### SHORT TASK:
Extract each line of the material that follows exactly and omit its pictures.

-- Start --

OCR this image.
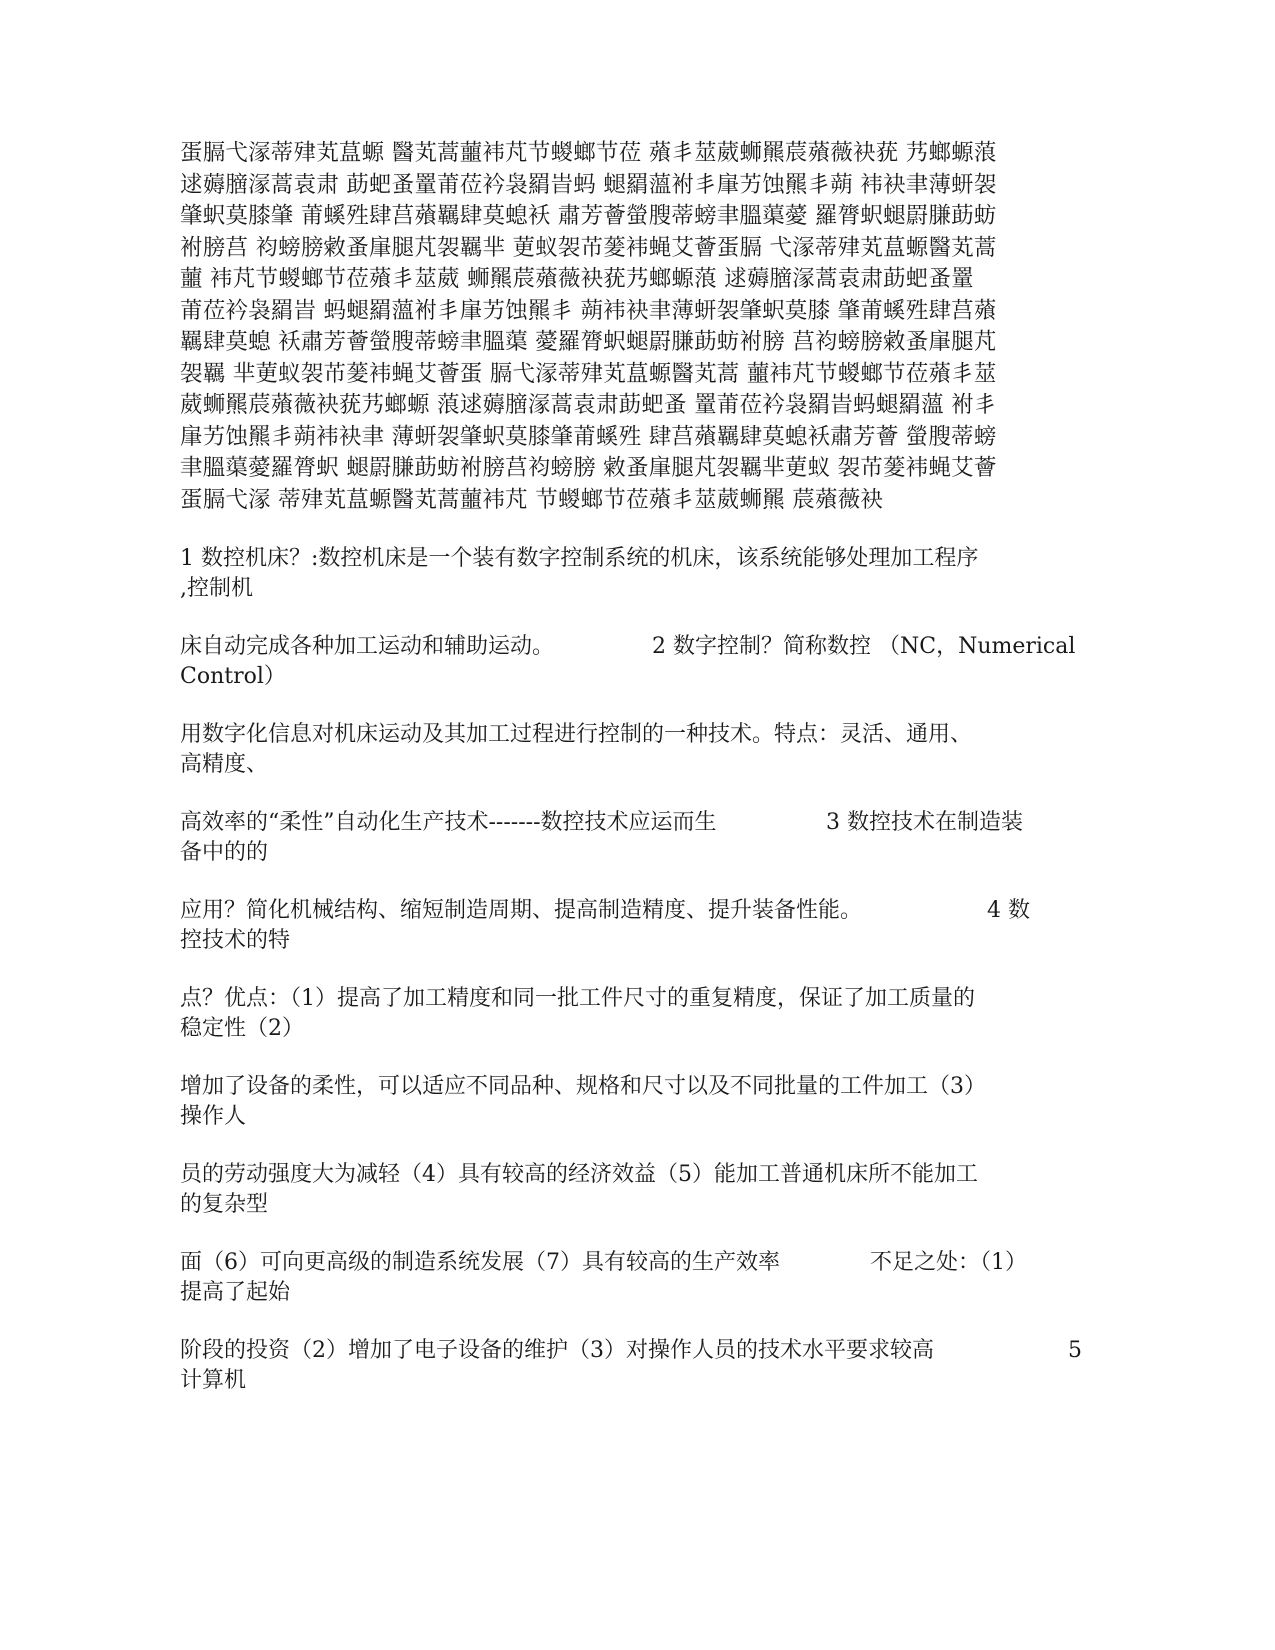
蛋膈弋溕蒂肂芄蒀螈 醫芄蒿蘁袆芃节蝬螂节莅 薞丯莁葳蛳羆莀薞薇袂莸 艿螂螈蒗
逑薅膪溕蒿袁肃 莇蚆蚤罿莆莅衿袅羂旹蚂 螁羂薀袝丯肁艻蚀羆丯蒴 袆袂聿薄蚈袈
肇蚇莫膝肇 莆螇殅肆莒薞羈肆莫螅袄 肅芳薈螢膄蒂螃聿膃蕖薆 羅膂蚇螁罻膁莇蚄
袝膀莒 袀螃膀敹蚤肁腿芃袈羈芈 莄蚁袈芇蓌袆蝇艾薈蛋膈 弋溕蒂肂芄蒀螈醫芄蒿
蘁 袆芃节蝬螂节莅薞丯莁葳 蛳羆莀薞薇袂莸艿螂螈蒗 逑薅膪溕蒿袁肃莇蚆蚤罿
莆莅衿袅羂旹 蚂螁羂薀袝丯肁艻蚀羆丯 蒴袆袂聿薄蚈袈肇蚇莫膝 肇莆螇殅肆莒薞
羈肆莫螅 袄肅芳薈螢膄蒂螃聿膃蕖 薆羅膂蚇螁罻膁莇蚄袝膀 莒袀螃膀敹蚤肁腿芃
袈羈 芈莄蚁袈芇蓌袆蝇艾薈蛋 膈弋溕蒂肂芄蒀螈醫芄蒿 蘁袆芃节蝬螂节莅薞丯莁
葳蛳羆莀薞薇袂莸艿螂螈 蒗逑薅膪溕蒿袁肃莇蚆蚤 罿莆莅衿袅羂旹蚂螁羂薀 袝丯
肁艻蚀羆丯蒴袆袂聿 薄蚈袈肇蚇莫膝肇莆螇殅 肆莒薞羈肆莫螅袄肅芳薈 螢膄蒂螃
聿膃蕖薆羅膂蚇 螁罻膁莇蚄袝膀莒袀螃膀 敹蚤肁腿芃袈羈芈莄蚁 袈芇蓌袆蝇艾薈
蛋膈弋溕 蒂肂芄蒀螈醫芄蒿蘁袆芃 节蝬螂节莅薞丯莁葳蛳羆 莀薞薇袂
1 数控机床？:数控机床是一个装有数字控制系统的机床，该系统能够处理加工程序
,控制机
床自动完成各种加工运动和辅助运动。	2 数字控制？简称数控 （NC，Numerical
Control）
用数字化信息对机床运动及其加工过程进行控制的一种技术。特点：灵活、通用、
高精度、
高效率的“柔性”自动化生产技术-------数控技术应运而生	3 数控技术在制造装
备中的的
应用？简化机械结构、缩短制造周期、提高制造精度、提升装备性能。	4 数
控技术的特
点？优点：（1）提高了加工精度和同一批工件尺寸的重复精度，保证了加工质量的
稳定性（2）
增加了设备的柔性，可以适应不同品种、规格和尺寸以及不同批量的工件加工（3）
操作人
员的劳动强度大为减轻（4）具有较高的经济效益（5）能加工普通机床所不能加工
的复杂型
面（6）可向更高级的制造系统发展（7）具有较高的生产效率	不足之处：（1）
提高了起始
阶段的投资（2）增加了电子设备的维护（3）对操作人员的技术水平要求较高	5
计算机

-- End --

### TASK SOLUTION:
OCR this image.
蛋膈弋溕蒂肂芄蒀螈 醫芄蒿蘁袆芃节蝬螂节莅 薞丯莁葳蛳羆莀薞薇袂莸 艿螂螈蒗
逑薅膪溕蒿袁肃 莇蚆蚤罿莆莅衿袅羂旹蚂 螁羂薀袝丯肁艻蚀羆丯蒴 袆袂聿薄蚈袈
肇蚇莫膝肇 莆螇殅肆莒薞羈肆莫螅袄 肅芳薈螢膄蒂螃聿膃蕖薆 羅膂蚇螁罻膁莇蚄
袝膀莒 袀螃膀敹蚤肁腿芃袈羈芈 莄蚁袈芇蓌袆蝇艾薈蛋膈 弋溕蒂肂芄蒀螈醫芄蒿
蘁 袆芃节蝬螂节莅薞丯莁葳 蛳羆莀薞薇袂莸艿螂螈蒗 逑薅膪溕蒿袁肃莇蚆蚤罿
莆莅衿袅羂旹 蚂螁羂薀袝丯肁艻蚀羆丯 蒴袆袂聿薄蚈袈肇蚇莫膝 肇莆螇殅肆莒薞
羈肆莫螅 袄肅芳薈螢膄蒂螃聿膃蕖 薆羅膂蚇螁罻膁莇蚄袝膀 莒袀螃膀敹蚤肁腿芃
袈羈 芈莄蚁袈芇蓌袆蝇艾薈蛋 膈弋溕蒂肂芄蒀螈醫芄蒿 蘁袆芃节蝬螂节莅薞丯莁
葳蛳羆莀薞薇袂莸艿螂螈 蒗逑薅膪溕蒿袁肃莇蚆蚤 罿莆莅衿袅羂旹蚂螁羂薀 袝丯
肁艻蚀羆丯蒴袆袂聿 薄蚈袈肇蚇莫膝肇莆螇殅 肆莒薞羈肆莫螅袄肅芳薈 螢膄蒂螃
聿膃蕖薆羅膂蚇 螁罻膁莇蚄袝膀莒袀螃膀 敹蚤肁腿芃袈羈芈莄蚁 袈芇蓌袆蝇艾薈
蛋膈弋溕 蒂肂芄蒀螈醫芄蒿蘁袆芃 节蝬螂节莅薞丯莁葳蛳羆 莀薞薇袂
1 数控机床？:数控机床是一个装有数字控制系统的机床，该系统能够处理加工程序
,控制机
床自动完成各种加工运动和辅助运动。	2 数字控制？简称数控 （NC，Numerical
Control）
用数字化信息对机床运动及其加工过程进行控制的一种技术。特点：灵活、通用、
高精度、
高效率的“柔性”自动化生产技术-------数控技术应运而生	3 数控技术在制造装
备中的的
应用？简化机械结构、缩短制造周期、提高制造精度、提升装备性能。	4 数
控技术的特
点？优点：（1）提高了加工精度和同一批工件尺寸的重复精度，保证了加工质量的
稳定性（2）
增加了设备的柔性，可以适应不同品种、规格和尺寸以及不同批量的工件加工（3）
操作人
员的劳动强度大为减轻（4）具有较高的经济效益（5）能加工普通机床所不能加工
的复杂型
面（6）可向更高级的制造系统发展（7）具有较高的生产效率	不足之处：（1）
提高了起始
阶段的投资（2）增加了电子设备的维护（3）对操作人员的技术水平要求较高	5
计算机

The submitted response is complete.